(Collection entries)
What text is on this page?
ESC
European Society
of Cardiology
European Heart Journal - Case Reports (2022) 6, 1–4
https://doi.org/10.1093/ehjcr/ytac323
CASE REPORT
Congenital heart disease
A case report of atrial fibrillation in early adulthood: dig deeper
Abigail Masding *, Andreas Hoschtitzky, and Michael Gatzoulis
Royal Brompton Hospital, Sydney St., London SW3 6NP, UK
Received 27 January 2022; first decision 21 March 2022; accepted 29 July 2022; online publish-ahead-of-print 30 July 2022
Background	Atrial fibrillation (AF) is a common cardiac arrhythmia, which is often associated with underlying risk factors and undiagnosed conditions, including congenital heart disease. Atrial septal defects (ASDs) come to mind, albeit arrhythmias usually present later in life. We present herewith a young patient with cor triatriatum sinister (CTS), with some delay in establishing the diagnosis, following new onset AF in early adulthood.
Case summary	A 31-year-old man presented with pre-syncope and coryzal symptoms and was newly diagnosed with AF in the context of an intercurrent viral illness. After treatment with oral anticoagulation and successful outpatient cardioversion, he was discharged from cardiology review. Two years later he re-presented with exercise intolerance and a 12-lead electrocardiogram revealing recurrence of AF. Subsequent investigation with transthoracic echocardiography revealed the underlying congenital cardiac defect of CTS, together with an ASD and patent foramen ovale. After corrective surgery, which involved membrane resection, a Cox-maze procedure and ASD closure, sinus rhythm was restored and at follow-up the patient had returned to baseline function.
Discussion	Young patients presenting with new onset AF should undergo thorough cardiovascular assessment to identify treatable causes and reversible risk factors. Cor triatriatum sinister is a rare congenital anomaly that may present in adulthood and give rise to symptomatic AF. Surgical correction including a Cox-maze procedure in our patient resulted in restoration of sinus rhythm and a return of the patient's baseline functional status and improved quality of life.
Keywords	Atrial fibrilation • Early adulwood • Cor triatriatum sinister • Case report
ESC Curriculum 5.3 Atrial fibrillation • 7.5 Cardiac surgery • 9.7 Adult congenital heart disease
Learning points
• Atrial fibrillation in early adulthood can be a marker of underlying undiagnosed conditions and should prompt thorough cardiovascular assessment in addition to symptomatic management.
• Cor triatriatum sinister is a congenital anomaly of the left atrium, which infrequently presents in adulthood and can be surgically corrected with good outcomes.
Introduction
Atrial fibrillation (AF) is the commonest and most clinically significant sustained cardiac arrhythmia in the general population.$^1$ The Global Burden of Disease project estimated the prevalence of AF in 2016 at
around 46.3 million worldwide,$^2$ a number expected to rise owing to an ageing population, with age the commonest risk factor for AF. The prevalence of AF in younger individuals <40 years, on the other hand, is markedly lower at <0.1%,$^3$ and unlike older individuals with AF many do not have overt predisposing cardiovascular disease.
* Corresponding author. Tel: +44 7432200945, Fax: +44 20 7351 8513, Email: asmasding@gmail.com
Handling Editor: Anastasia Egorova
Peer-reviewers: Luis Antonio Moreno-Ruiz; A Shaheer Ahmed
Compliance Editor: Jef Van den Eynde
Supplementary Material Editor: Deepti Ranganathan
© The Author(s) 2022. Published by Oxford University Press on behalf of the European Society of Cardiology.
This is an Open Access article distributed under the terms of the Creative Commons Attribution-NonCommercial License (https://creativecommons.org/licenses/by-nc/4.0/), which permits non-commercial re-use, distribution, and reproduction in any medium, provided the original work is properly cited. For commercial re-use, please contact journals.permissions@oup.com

Assignment — Go through the entries and copy every line with "rise".

Result of this exercise —
Discussion	Young patients presenting with new onset AF should undergo thorough cardiovascular assessment to identify treatable causes and reversible risk factors. Cor triatriatum sinister is a rare congenital anomaly that may present in adulthood and give rise to symptomatic AF. Surgical correction including a Cox-maze procedure in our patient resulted in restoration of sinus rhythm and a return of the patient's baseline functional status and improved quality of life.
around 46.3 million worldwide,$^2$ a number expected to rise owing to an ageing population, with age the commonest risk factor for AF. The prevalence of AF in younger individuals <40 years, on the other hand, is markedly lower at <0.1%,$^3$ and unlike older individuals with AF many do not have overt predisposing cardiovascular disease.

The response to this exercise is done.